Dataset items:

>>

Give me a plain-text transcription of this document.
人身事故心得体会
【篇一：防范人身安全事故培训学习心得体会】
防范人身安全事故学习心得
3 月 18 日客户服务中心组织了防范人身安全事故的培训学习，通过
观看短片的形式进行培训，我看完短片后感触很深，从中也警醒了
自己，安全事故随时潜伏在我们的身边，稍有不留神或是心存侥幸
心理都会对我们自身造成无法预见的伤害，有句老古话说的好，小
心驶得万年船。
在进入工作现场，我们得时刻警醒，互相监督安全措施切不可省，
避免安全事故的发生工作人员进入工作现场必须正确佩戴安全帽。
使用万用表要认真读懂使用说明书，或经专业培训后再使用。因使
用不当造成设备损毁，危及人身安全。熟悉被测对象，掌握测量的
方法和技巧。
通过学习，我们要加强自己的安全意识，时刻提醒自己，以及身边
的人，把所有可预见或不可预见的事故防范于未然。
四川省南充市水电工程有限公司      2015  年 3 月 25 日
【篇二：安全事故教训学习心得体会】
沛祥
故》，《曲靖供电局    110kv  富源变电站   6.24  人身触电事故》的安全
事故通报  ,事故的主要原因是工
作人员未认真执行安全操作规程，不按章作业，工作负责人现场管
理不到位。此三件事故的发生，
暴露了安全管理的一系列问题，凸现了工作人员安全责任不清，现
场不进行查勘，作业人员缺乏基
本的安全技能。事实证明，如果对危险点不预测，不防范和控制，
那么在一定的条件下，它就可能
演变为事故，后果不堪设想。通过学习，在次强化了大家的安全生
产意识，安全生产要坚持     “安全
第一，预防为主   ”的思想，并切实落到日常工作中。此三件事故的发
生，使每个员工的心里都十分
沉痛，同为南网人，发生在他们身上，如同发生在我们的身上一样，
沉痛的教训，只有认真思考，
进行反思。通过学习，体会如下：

<<

What you are asked to do: Extract the complete data, matching each line exactly.

Full output:
Give me a plain-text transcription of this document.
人身事故心得体会
【篇一：防范人身安全事故培训学习心得体会】
防范人身安全事故学习心得
3 月 18 日客户服务中心组织了防范人身安全事故的培训学习，通过
观看短片的形式进行培训，我看完短片后感触很深，从中也警醒了
自己，安全事故随时潜伏在我们的身边，稍有不留神或是心存侥幸
心理都会对我们自身造成无法预见的伤害，有句老古话说的好，小
心驶得万年船。
在进入工作现场，我们得时刻警醒，互相监督安全措施切不可省，
避免安全事故的发生工作人员进入工作现场必须正确佩戴安全帽。
使用万用表要认真读懂使用说明书，或经专业培训后再使用。因使
用不当造成设备损毁，危及人身安全。熟悉被测对象，掌握测量的
方法和技巧。
通过学习，我们要加强自己的安全意识，时刻提醒自己，以及身边
的人，把所有可预见或不可预见的事故防范于未然。
四川省南充市水电工程有限公司      2015  年 3 月 25 日
【篇二：安全事故教训学习心得体会】
沛祥
故》，《曲靖供电局    110kv  富源变电站   6.24  人身触电事故》的安全
事故通报  ,事故的主要原因是工
作人员未认真执行安全操作规程，不按章作业，工作负责人现场管
理不到位。此三件事故的发生，
暴露了安全管理的一系列问题，凸现了工作人员安全责任不清，现
场不进行查勘，作业人员缺乏基
本的安全技能。事实证明，如果对危险点不预测，不防范和控制，
那么在一定的条件下，它就可能
演变为事故，后果不堪设想。通过学习，在次强化了大家的安全生
产意识，安全生产要坚持     “安全
第一，预防为主   ”的思想，并切实落到日常工作中。此三件事故的发
生，使每个员工的心里都十分
沉痛，同为南网人，发生在他们身上，如同发生在我们的身上一样，
沉痛的教训，只有认真思考，
进行反思。通过学习，体会如下：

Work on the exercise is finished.